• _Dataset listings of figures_
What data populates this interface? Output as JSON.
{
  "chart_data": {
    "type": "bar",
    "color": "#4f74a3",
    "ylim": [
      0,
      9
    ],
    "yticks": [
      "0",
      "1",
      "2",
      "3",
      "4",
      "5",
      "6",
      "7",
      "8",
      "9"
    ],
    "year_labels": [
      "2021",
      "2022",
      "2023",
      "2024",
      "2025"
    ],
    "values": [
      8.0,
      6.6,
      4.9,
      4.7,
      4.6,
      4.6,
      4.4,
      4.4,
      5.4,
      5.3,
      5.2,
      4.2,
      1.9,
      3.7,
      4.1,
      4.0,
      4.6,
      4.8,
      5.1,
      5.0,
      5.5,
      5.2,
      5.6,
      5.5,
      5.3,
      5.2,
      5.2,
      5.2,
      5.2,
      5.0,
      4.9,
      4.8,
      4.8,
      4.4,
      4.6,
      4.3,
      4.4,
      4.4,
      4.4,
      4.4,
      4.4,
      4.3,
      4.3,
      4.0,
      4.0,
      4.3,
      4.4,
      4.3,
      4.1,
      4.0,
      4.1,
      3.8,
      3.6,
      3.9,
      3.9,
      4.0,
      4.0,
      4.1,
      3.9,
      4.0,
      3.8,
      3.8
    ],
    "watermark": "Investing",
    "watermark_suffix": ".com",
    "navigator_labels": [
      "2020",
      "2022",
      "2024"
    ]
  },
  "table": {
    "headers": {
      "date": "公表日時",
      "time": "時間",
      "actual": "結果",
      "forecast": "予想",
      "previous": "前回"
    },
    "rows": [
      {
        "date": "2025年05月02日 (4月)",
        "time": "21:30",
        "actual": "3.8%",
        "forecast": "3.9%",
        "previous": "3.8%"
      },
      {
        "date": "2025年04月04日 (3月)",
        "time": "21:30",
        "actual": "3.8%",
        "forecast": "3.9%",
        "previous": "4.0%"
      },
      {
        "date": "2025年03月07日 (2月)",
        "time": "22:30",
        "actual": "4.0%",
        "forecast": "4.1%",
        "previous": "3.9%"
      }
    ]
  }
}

• _Written request_
Every record should be repeated exactly; please leave none out.

• _Response to this exercise_
What data populates this interface? Output as JSON.
{
  "chart_data": {
    "type": "bar",
    "color": "#4f74a3",
    "ylim": [
      0,
      9
    ],
    "yticks": [
      "0",
      "1",
      "2",
      "3",
      "4",
      "5",
      "6",
      "7",
      "8",
      "9"
    ],
    "year_labels": [
      "2021",
      "2022",
      "2023",
      "2024",
      "2025"
    ],
    "values": [
      8.0,
      6.6,
      4.9,
      4.7,
      4.6,
      4.6,
      4.4,
      4.4,
      5.4,
      5.3,
      5.2,
      4.2,
      1.9,
      3.7,
      4.1,
      4.0,
      4.6,
      4.8,
      5.1,
      5.0,
      5.5,
      5.2,
      5.6,
      5.5,
      5.3,
      5.2,
      5.2,
      5.2,
      5.2,
      5.0,
      4.9,
      4.8,
      4.8,
      4.4,
      4.6,
      4.3,
      4.4,
      4.4,
      4.4,
      4.4,
      4.4,
      4.3,
      4.3,
      4.0,
      4.0,
      4.3,
      4.4,
      4.3,
      4.1,
      4.0,
      4.1,
      3.8,
      3.6,
      3.9,
      3.9,
      4.0,
      4.0,
      4.1,
      3.9,
      4.0,
      3.8,
      3.8
    ],
    "watermark": "Investing",
    "watermark_suffix": ".com",
    "navigator_labels": [
      "2020",
      "2022",
      "2024"
    ]
  },
  "table": {
    "headers": {
      "date": "公表日時",
      "time": "時間",
      "actual": "結果",
      "forecast": "予想",
      "previous": "前回"
    },
    "rows": [
      {
        "date": "2025年05月02日 (4月)",
        "time": "21:30",
        "actual": "3.8%",
        "forecast": "3.9%",
        "previous": "3.8%"
      },
      {
        "date": "2025年04月04日 (3月)",
        "time": "21:30",
        "actual": "3.8%",
        "forecast": "3.9%",
        "previous": "4.0%"
      },
      {
        "date": "2025年03月07日 (2月)",
        "time": "22:30",
        "actual": "4.0%",
        "forecast": "4.1%",
        "previous": "3.9%"
      }
    ]
  }
}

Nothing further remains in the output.